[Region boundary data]
# # # #

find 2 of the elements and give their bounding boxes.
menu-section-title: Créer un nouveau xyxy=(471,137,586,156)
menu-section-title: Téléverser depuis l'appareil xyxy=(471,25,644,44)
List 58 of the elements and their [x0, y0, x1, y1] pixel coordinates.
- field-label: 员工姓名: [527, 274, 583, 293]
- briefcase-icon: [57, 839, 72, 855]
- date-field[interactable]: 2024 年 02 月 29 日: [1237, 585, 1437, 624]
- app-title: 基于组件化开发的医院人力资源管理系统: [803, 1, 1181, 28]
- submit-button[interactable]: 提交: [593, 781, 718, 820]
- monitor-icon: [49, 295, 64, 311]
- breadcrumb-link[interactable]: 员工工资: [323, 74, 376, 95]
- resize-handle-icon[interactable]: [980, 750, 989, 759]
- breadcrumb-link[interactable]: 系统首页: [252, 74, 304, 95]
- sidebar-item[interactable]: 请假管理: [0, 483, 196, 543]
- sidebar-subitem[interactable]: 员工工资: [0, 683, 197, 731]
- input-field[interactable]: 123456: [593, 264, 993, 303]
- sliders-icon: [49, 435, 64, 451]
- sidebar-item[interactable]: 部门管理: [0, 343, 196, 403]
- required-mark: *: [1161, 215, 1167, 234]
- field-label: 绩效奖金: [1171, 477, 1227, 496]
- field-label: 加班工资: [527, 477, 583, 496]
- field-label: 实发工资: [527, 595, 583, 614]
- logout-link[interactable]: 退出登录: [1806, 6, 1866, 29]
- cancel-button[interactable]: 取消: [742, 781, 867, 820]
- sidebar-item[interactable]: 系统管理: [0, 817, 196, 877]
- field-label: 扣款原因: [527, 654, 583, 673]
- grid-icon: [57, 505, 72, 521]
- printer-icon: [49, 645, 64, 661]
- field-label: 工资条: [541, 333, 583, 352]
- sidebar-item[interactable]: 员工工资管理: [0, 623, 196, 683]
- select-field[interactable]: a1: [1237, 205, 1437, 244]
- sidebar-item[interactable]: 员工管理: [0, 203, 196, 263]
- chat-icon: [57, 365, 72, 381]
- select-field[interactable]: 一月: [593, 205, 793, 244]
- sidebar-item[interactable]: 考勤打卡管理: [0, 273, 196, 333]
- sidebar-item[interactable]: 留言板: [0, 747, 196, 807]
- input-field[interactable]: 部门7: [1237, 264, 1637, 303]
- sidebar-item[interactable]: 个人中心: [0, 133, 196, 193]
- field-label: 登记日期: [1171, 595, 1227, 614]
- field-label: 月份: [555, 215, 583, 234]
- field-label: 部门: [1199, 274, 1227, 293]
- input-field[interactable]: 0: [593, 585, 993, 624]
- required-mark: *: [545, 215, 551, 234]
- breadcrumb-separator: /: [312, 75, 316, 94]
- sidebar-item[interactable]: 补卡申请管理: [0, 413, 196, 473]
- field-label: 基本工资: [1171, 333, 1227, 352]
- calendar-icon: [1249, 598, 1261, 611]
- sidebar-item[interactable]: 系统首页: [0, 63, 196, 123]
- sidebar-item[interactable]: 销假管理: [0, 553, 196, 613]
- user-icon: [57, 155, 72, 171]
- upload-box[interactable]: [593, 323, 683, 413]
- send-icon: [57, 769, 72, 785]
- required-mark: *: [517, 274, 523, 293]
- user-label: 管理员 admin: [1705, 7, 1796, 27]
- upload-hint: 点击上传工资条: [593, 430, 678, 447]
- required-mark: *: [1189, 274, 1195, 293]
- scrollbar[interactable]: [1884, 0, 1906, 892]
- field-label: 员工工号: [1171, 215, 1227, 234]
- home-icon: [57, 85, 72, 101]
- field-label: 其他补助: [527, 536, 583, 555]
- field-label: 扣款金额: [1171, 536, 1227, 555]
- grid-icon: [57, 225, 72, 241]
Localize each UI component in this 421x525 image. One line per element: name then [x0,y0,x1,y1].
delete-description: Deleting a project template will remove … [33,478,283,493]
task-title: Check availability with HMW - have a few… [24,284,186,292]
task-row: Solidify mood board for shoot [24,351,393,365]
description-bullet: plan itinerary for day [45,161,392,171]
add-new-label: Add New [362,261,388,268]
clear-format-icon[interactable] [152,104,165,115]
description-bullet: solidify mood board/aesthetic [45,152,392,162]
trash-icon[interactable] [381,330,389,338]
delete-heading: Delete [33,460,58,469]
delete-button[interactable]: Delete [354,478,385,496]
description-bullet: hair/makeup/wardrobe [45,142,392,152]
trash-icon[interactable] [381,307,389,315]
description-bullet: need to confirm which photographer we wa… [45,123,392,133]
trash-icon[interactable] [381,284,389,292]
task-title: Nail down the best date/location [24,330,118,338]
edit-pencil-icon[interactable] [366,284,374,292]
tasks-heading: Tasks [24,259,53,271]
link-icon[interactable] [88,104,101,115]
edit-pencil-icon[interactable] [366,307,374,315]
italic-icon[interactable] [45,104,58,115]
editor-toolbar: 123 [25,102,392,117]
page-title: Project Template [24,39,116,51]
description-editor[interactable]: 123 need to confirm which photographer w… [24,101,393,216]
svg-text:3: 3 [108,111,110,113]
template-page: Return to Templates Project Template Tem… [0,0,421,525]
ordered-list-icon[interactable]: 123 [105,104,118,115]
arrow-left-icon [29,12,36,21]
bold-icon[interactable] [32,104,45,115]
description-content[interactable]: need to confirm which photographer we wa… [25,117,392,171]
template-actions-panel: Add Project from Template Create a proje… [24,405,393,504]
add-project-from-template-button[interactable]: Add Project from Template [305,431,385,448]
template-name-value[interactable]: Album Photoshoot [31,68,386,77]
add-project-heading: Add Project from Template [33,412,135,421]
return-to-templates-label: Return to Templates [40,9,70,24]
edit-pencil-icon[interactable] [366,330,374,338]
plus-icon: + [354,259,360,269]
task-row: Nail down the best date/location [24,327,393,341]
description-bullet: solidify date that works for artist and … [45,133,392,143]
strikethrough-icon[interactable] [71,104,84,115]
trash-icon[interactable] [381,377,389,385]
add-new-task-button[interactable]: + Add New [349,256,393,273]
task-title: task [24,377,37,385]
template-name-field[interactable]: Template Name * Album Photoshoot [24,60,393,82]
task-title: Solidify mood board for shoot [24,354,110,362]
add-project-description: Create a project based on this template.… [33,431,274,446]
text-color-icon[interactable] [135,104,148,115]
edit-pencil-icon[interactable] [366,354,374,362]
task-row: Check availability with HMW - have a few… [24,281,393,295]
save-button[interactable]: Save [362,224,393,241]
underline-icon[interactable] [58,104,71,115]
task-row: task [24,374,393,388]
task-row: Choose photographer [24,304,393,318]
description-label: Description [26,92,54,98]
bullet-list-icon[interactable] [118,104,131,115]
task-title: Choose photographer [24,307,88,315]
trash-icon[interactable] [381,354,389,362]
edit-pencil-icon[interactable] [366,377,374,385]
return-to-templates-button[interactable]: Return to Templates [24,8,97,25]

# # # #

**Directive**
Reproduce the items verbatim, from the start of the items through the line containing "- required-mark: *: [1161, 215, 1167, 234]".

**Exercise output**
find 2 of the elements and give their bounding boxes.
menu-section-title: Créer un nouveau xyxy=(471,137,586,156)
menu-section-title: Téléverser depuis l'appareil xyxy=(471,25,644,44)
List 58 of the elements and their [x0, y0, x1, y1] pixel coordinates.
- field-label: 员工姓名: [527, 274, 583, 293]
- briefcase-icon: [57, 839, 72, 855]
- date-field[interactable]: 2024 年 02 月 29 日: [1237, 585, 1437, 624]
- app-title: 基于组件化开发的医院人力资源管理系统: [803, 1, 1181, 28]
- submit-button[interactable]: 提交: [593, 781, 718, 820]
- monitor-icon: [49, 295, 64, 311]
- breadcrumb-link[interactable]: 员工工资: [323, 74, 376, 95]
- resize-handle-icon[interactable]: [980, 750, 989, 759]
- breadcrumb-link[interactable]: 系统首页: [252, 74, 304, 95]
- sidebar-item[interactable]: 请假管理: [0, 483, 196, 543]
- sidebar-subitem[interactable]: 员工工资: [0, 683, 197, 731]
- input-field[interactable]: 123456: [593, 264, 993, 303]
- sliders-icon: [49, 435, 64, 451]
- sidebar-item[interactable]: 部门管理: [0, 343, 196, 403]
- required-mark: *: [1161, 215, 1167, 234]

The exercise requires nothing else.